(Recorded data)

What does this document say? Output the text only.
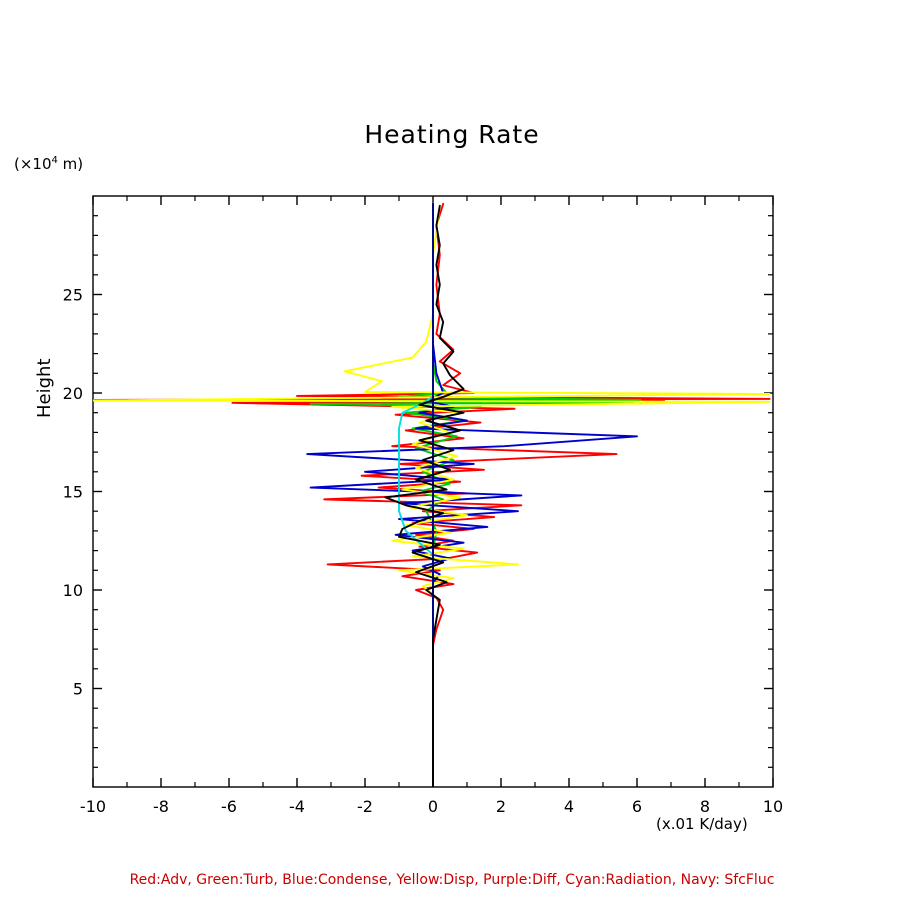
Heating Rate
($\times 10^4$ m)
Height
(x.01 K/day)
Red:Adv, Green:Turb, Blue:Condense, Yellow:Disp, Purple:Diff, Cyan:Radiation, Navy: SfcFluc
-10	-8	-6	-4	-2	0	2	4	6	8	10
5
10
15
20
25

[Goal of the exercise]
Output each line exactly; omit every picture.

[Final result]
What does this document say? Output the text only.
Heating Rate
($\times 10^4$ m)
Height
(x.01 K/day)
Red:Adv, Green:Turb, Blue:Condense, Yellow:Disp, Purple:Diff, Cyan:Radiation, Navy: SfcFluc
-10	-8	-6	-4	-2	0	2	4	6	8	10
5
10
15
20
25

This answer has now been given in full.